## Dataset excerpts
-------------------------

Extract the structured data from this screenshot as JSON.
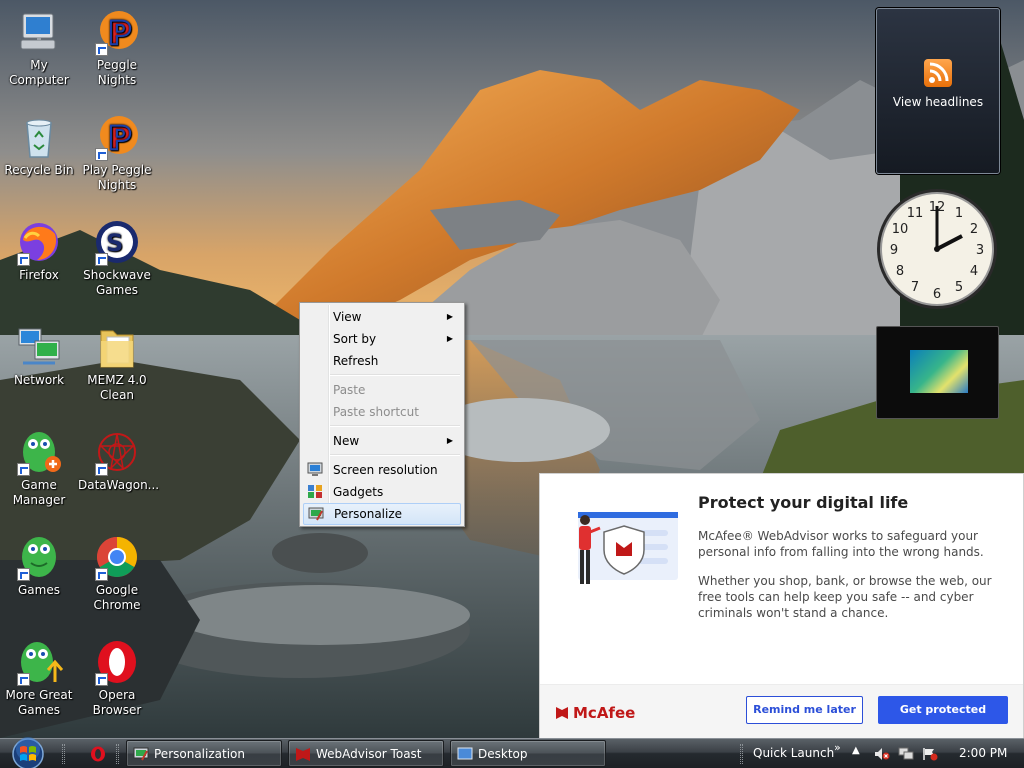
{
  "desktop": {
    "icons": [
      {
        "label": "My Computer",
        "icon": "computer-icon"
      },
      {
        "label": "Peggle Nights",
        "icon": "peggle-icon"
      },
      {
        "label": "Recycle Bin",
        "icon": "recycle-bin-icon"
      },
      {
        "label": "Play Peggle Nights",
        "icon": "peggle-icon"
      },
      {
        "label": "Firefox",
        "icon": "firefox-icon"
      },
      {
        "label": "Shockwave Games",
        "icon": "shockwave-icon"
      },
      {
        "label": "Network",
        "icon": "network-icon"
      },
      {
        "label": "MEMZ 4.0 Clean",
        "icon": "folder-icon"
      },
      {
        "label": "Game Manager",
        "icon": "game-manager-icon"
      },
      {
        "label": "DataWagon...",
        "icon": "datawagon-icon"
      },
      {
        "label": "Games",
        "icon": "games-icon"
      },
      {
        "label": "Google Chrome",
        "icon": "chrome-icon"
      },
      {
        "label": "More Great Games",
        "icon": "more-games-icon"
      },
      {
        "label": "Opera Browser",
        "icon": "opera-icon"
      }
    ]
  },
  "gadgets": {
    "feed_label": "View headlines",
    "clock_time": "2:00"
  },
  "context_menu": {
    "view": "View",
    "sort_by": "Sort by",
    "refresh": "Refresh",
    "paste": "Paste",
    "paste_shortcut": "Paste shortcut",
    "new": "New",
    "screen_resolution": "Screen resolution",
    "gadgets": "Gadgets",
    "personalize": "Personalize",
    "submenu_arrow": "▶"
  },
  "toast": {
    "title": "Protect your digital life",
    "paragraph1": "McAfee® WebAdvisor works to safeguard your personal info from falling into the wrong hands.",
    "paragraph2": "Whether you shop, bank, or browse the web, our free tools can help keep you safe -- and cyber criminals won't stand a chance.",
    "brand": "McAfee",
    "remind_button": "Remind me later",
    "protect_button": "Get protected",
    "accent_color": "#2d57e8",
    "brand_color": "#c01818"
  },
  "taskbar": {
    "buttons": [
      {
        "label": "Personalization",
        "icon": "personalization-icon"
      },
      {
        "label": "WebAdvisor Toast",
        "icon": "mcafee-icon"
      },
      {
        "label": "Desktop",
        "icon": "desktop-icon"
      }
    ],
    "quick_launch": "Quick Launch",
    "chevron": "»",
    "tray_arrow": "▲",
    "clock": "2:00 PM"
  }
}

-------------------------

## Exercise
Set the entries down again exactly. Do not include the images.

## Solved exercise
Extract the structured data from this screenshot as JSON.
{
  "desktop": {
    "icons": [
      {
        "label": "My Computer",
        "icon": "computer-icon"
      },
      {
        "label": "Peggle Nights",
        "icon": "peggle-icon"
      },
      {
        "label": "Recycle Bin",
        "icon": "recycle-bin-icon"
      },
      {
        "label": "Play Peggle Nights",
        "icon": "peggle-icon"
      },
      {
        "label": "Firefox",
        "icon": "firefox-icon"
      },
      {
        "label": "Shockwave Games",
        "icon": "shockwave-icon"
      },
      {
        "label": "Network",
        "icon": "network-icon"
      },
      {
        "label": "MEMZ 4.0 Clean",
        "icon": "folder-icon"
      },
      {
        "label": "Game Manager",
        "icon": "game-manager-icon"
      },
      {
        "label": "DataWagon...",
        "icon": "datawagon-icon"
      },
      {
        "label": "Games",
        "icon": "games-icon"
      },
      {
        "label": "Google Chrome",
        "icon": "chrome-icon"
      },
      {
        "label": "More Great Games",
        "icon": "more-games-icon"
      },
      {
        "label": "Opera Browser",
        "icon": "opera-icon"
      }
    ]
  },
  "gadgets": {
    "feed_label": "View headlines",
    "clock_time": "2:00"
  },
  "context_menu": {
    "view": "View",
    "sort_by": "Sort by",
    "refresh": "Refresh",
    "paste": "Paste",
    "paste_shortcut": "Paste shortcut",
    "new": "New",
    "screen_resolution": "Screen resolution",
    "gadgets": "Gadgets",
    "personalize": "Personalize",
    "submenu_arrow": "▶"
  },
  "toast": {
    "title": "Protect your digital life",
    "paragraph1": "McAfee® WebAdvisor works to safeguard your personal info from falling into the wrong hands.",
    "paragraph2": "Whether you shop, bank, or browse the web, our free tools can help keep you safe -- and cyber criminals won't stand a chance.",
    "brand": "McAfee",
    "remind_button": "Remind me later",
    "protect_button": "Get protected",
    "accent_color": "#2d57e8",
    "brand_color": "#c01818"
  },
  "taskbar": {
    "buttons": [
      {
        "label": "Personalization",
        "icon": "personalization-icon"
      },
      {
        "label": "WebAdvisor Toast",
        "icon": "mcafee-icon"
      },
      {
        "label": "Desktop",
        "icon": "desktop-icon"
      }
    ],
    "quick_launch": "Quick Launch",
    "chevron": "»",
    "tray_arrow": "▲",
    "clock": "2:00 PM"
  }
}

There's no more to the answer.